__To do__
Write the data out again exactly, dropping any images it holds.

__Task input__
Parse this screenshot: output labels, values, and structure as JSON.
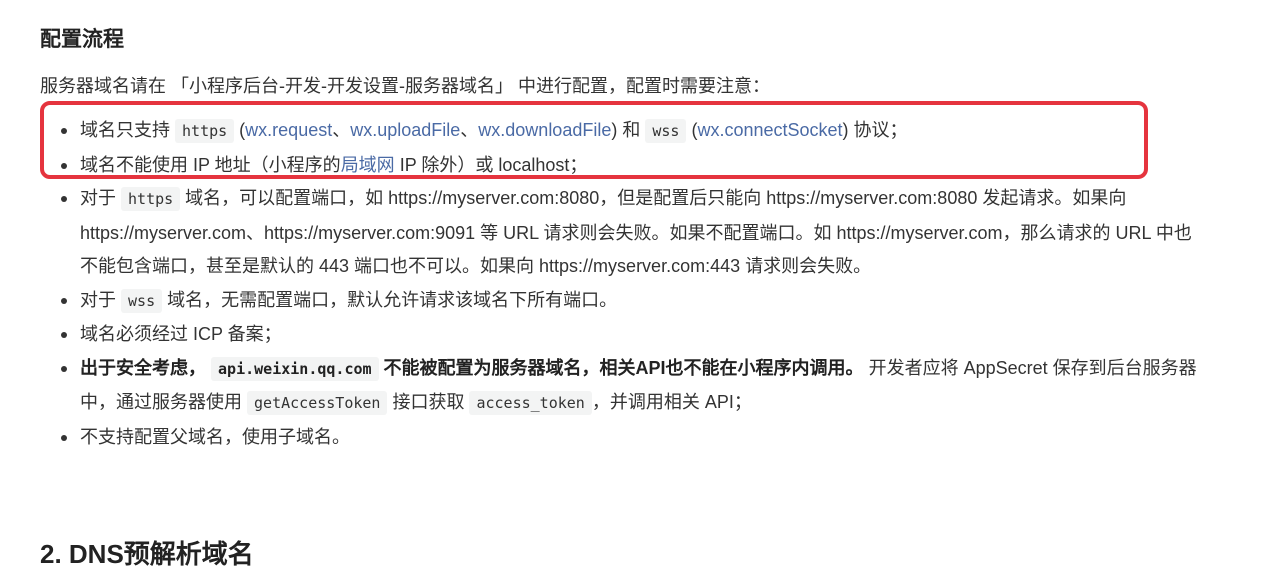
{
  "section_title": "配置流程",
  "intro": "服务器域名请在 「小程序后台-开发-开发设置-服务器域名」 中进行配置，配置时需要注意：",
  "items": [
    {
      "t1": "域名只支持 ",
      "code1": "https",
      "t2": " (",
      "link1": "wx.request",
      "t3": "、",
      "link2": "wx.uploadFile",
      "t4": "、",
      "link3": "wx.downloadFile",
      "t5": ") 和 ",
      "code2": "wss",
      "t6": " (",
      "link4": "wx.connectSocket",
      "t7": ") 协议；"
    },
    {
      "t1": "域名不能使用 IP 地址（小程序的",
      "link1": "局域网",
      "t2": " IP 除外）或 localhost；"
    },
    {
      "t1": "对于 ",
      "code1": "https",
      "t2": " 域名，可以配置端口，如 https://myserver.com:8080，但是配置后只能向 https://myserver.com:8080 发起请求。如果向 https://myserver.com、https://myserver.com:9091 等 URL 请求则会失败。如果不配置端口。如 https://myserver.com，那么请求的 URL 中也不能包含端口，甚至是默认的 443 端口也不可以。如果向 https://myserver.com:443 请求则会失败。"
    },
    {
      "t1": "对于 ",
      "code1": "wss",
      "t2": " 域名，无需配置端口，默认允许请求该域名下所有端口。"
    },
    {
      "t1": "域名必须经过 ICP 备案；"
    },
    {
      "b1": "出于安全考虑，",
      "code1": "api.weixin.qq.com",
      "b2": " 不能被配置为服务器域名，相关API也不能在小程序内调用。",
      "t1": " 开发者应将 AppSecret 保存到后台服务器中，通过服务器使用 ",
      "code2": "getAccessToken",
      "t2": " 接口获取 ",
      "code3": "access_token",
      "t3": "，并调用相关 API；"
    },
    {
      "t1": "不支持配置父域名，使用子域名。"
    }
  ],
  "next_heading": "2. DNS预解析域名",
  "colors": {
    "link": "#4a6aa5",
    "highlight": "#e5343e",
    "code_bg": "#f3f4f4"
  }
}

__Correct answer__
Parse this screenshot: output labels, values, and structure as JSON.
{
  "section_title": "配置流程",
  "intro": "服务器域名请在 「小程序后台-开发-开发设置-服务器域名」 中进行配置，配置时需要注意：",
  "items": [
    {
      "t1": "域名只支持 ",
      "code1": "https",
      "t2": " (",
      "link1": "wx.request",
      "t3": "、",
      "link2": "wx.uploadFile",
      "t4": "、",
      "link3": "wx.downloadFile",
      "t5": ") 和 ",
      "code2": "wss",
      "t6": " (",
      "link4": "wx.connectSocket",
      "t7": ") 协议；"
    },
    {
      "t1": "域名不能使用 IP 地址（小程序的",
      "link1": "局域网",
      "t2": " IP 除外）或 localhost；"
    },
    {
      "t1": "对于 ",
      "code1": "https",
      "t2": " 域名，可以配置端口，如 https://myserver.com:8080，但是配置后只能向 https://myserver.com:8080 发起请求。如果向 https://myserver.com、https://myserver.com:9091 等 URL 请求则会失败。如果不配置端口。如 https://myserver.com，那么请求的 URL 中也不能包含端口，甚至是默认的 443 端口也不可以。如果向 https://myserver.com:443 请求则会失败。"
    },
    {
      "t1": "对于 ",
      "code1": "wss",
      "t2": " 域名，无需配置端口，默认允许请求该域名下所有端口。"
    },
    {
      "t1": "域名必须经过 ICP 备案；"
    },
    {
      "b1": "出于安全考虑，",
      "code1": "api.weixin.qq.com",
      "b2": " 不能被配置为服务器域名，相关API也不能在小程序内调用。",
      "t1": " 开发者应将 AppSecret 保存到后台服务器中，通过服务器使用 ",
      "code2": "getAccessToken",
      "t2": " 接口获取 ",
      "code3": "access_token",
      "t3": "，并调用相关 API；"
    },
    {
      "t1": "不支持配置父域名，使用子域名。"
    }
  ],
  "next_heading": "2. DNS预解析域名",
  "colors": {
    "link": "#4a6aa5",
    "highlight": "#e5343e",
    "code_bg": "#f3f4f4"
  }
}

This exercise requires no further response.